──────── Supplied records

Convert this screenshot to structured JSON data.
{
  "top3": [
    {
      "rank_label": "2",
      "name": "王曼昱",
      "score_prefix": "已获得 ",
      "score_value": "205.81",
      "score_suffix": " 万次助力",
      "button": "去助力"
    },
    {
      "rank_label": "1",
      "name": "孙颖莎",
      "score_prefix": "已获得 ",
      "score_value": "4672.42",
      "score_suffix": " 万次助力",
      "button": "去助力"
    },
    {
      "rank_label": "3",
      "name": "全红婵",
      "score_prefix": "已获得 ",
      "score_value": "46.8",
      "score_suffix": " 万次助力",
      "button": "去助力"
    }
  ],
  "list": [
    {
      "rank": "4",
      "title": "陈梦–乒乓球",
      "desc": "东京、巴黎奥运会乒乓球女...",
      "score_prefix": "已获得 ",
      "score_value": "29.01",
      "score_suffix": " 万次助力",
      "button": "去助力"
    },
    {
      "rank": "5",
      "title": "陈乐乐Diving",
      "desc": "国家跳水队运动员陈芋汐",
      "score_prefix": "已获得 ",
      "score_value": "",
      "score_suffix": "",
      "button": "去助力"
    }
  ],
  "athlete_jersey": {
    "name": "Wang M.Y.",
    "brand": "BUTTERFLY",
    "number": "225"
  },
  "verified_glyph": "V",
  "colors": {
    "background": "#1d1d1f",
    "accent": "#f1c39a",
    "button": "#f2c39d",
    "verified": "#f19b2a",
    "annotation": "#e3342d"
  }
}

────────────────

Quote every entry exactly.

Convert this screenshot to structured JSON data.
{
  "top3": [
    {
      "rank_label": "2",
      "name": "王曼昱",
      "score_prefix": "已获得 ",
      "score_value": "205.81",
      "score_suffix": " 万次助力",
      "button": "去助力"
    },
    {
      "rank_label": "1",
      "name": "孙颖莎",
      "score_prefix": "已获得 ",
      "score_value": "4672.42",
      "score_suffix": " 万次助力",
      "button": "去助力"
    },
    {
      "rank_label": "3",
      "name": "全红婵",
      "score_prefix": "已获得 ",
      "score_value": "46.8",
      "score_suffix": " 万次助力",
      "button": "去助力"
    }
  ],
  "list": [
    {
      "rank": "4",
      "title": "陈梦–乒乓球",
      "desc": "东京、巴黎奥运会乒乓球女...",
      "score_prefix": "已获得 ",
      "score_value": "29.01",
      "score_suffix": " 万次助力",
      "button": "去助力"
    },
    {
      "rank": "5",
      "title": "陈乐乐Diving",
      "desc": "国家跳水队运动员陈芋汐",
      "score_prefix": "已获得 ",
      "score_value": "",
      "score_suffix": "",
      "button": "去助力"
    }
  ],
  "athlete_jersey": {
    "name": "Wang M.Y.",
    "brand": "BUTTERFLY",
    "number": "225"
  },
  "verified_glyph": "V",
  "colors": {
    "background": "#1d1d1f",
    "accent": "#f1c39a",
    "button": "#f2c39d",
    "verified": "#f19b2a",
    "annotation": "#e3342d"
  }
}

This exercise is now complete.